**Exercise**
Repeat the entries that follow verbatim, without any of their pictures.

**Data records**
>> START

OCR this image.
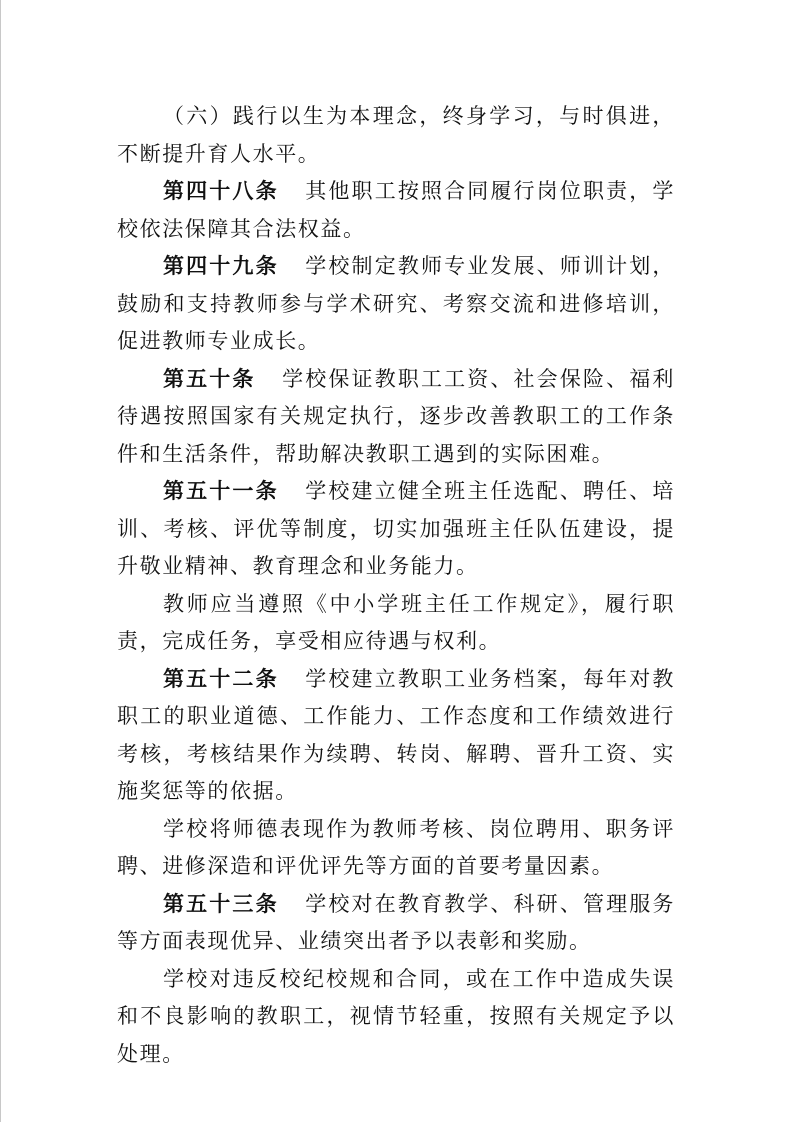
（六）践行以生为本理念，终身学习，与时俱进，不断提升育人水平。

第四十八条 其他职工按照合同履行岗位职责，学校依法保障其合法权益。

第四十九条 学校制定教师专业发展、师训计划，鼓励和支持教师参与学术研究、考察交流和进修培训，促进教师专业成长。

第五十条 学校保证教职工工资、社会保险、福利待遇按照国家有关规定执行，逐步改善教职工的工作条件和生活条件，帮助解决教职工遇到的实际困难。

第五十一条 学校建立健全班主任选配、聘任、培训、考核、评优等制度，切实加强班主任队伍建设，提升敬业精神、教育理念和业务能力。

教师应当遵照《中小学班主任工作规定》，履行职责，完成任务，享受相应待遇与权利。

第五十二条 学校建立教职工业务档案，每年对教职工的职业道德、工作能力、工作态度和工作绩效进行考核，考核结果作为续聘、转岗、解聘、晋升工资、实施奖惩等的依据。

学校将师德表现作为教师考核、岗位聘用、职务评聘、进修深造和评优评先等方面的首要考量因素。

第五十三条 学校对在教育教学、科研、管理服务等方面表现优异、业绩突出者予以表彰和奖励。

学校对违反校纪校规和合同，或在工作中造成失误和不良影响的教职工，视情节轻重，按照有关规定予以处理。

>> END

**Response**
OCR this image.
（六）践行以生为本理念，终身学习，与时俱进，不断提升育人水平。

第四十八条 其他职工按照合同履行岗位职责，学校依法保障其合法权益。

第四十九条 学校制定教师专业发展、师训计划，鼓励和支持教师参与学术研究、考察交流和进修培训，促进教师专业成长。

第五十条 学校保证教职工工资、社会保险、福利待遇按照国家有关规定执行，逐步改善教职工的工作条件和生活条件，帮助解决教职工遇到的实际困难。

第五十一条 学校建立健全班主任选配、聘任、培训、考核、评优等制度，切实加强班主任队伍建设，提升敬业精神、教育理念和业务能力。

教师应当遵照《中小学班主任工作规定》，履行职责，完成任务，享受相应待遇与权利。

第五十二条 学校建立教职工业务档案，每年对教职工的职业道德、工作能力、工作态度和工作绩效进行考核，考核结果作为续聘、转岗、解聘、晋升工资、实施奖惩等的依据。

学校将师德表现作为教师考核、岗位聘用、职务评聘、进修深造和评优评先等方面的首要考量因素。

第五十三条 学校对在教育教学、科研、管理服务等方面表现优异、业绩突出者予以表彰和奖励。

学校对违反校纪校规和合同，或在工作中造成失误和不良影响的教职工，视情节轻重，按照有关规定予以处理。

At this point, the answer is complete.